(Stored records)
+-------+

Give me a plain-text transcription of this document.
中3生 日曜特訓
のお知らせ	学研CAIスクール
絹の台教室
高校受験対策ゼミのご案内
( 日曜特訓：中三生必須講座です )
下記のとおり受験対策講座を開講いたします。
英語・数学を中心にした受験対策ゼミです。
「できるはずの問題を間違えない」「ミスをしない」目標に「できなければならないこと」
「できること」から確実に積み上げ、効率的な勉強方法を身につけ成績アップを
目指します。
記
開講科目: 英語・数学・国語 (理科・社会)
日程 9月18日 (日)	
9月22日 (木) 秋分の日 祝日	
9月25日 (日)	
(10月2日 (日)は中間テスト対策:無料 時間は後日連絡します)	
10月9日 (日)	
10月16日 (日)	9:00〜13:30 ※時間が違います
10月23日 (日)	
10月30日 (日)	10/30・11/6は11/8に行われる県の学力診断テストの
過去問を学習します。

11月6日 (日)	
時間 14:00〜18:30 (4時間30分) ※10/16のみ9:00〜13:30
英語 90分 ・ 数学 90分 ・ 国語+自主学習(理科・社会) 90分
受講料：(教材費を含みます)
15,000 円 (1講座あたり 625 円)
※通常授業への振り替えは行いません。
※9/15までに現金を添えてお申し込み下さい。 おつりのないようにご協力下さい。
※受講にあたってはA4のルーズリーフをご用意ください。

+-------+

What to work on: Retype every record above exactly as written.

In response:
Give me a plain-text transcription of this document.
中3生 日曜特訓
のお知らせ	学研CAIスクール
絹の台教室
高校受験対策ゼミのご案内
( 日曜特訓：中三生必須講座です )
下記のとおり受験対策講座を開講いたします。
英語・数学を中心にした受験対策ゼミです。
「できるはずの問題を間違えない」「ミスをしない」目標に「できなければならないこと」
「できること」から確実に積み上げ、効率的な勉強方法を身につけ成績アップを
目指します。
記
開講科目: 英語・数学・国語 (理科・社会)
日程 9月18日 (日)	
9月22日 (木) 秋分の日 祝日	
9月25日 (日)	
(10月2日 (日)は中間テスト対策:無料 時間は後日連絡します)	
10月9日 (日)	
10月16日 (日)	9:00〜13:30 ※時間が違います
10月23日 (日)	
10月30日 (日)	10/30・11/6は11/8に行われる県の学力診断テストの
過去問を学習します。

11月6日 (日)	
時間 14:00〜18:30 (4時間30分) ※10/16のみ9:00〜13:30
英語 90分 ・ 数学 90分 ・ 国語+自主学習(理科・社会) 90分
受講料：(教材費を含みます)
15,000 円 (1講座あたり 625 円)
※通常授業への振り替えは行いません。
※9/15までに現金を添えてお申し込み下さい。 おつりのないようにご協力下さい。
※受講にあたってはA4のルーズリーフをご用意ください。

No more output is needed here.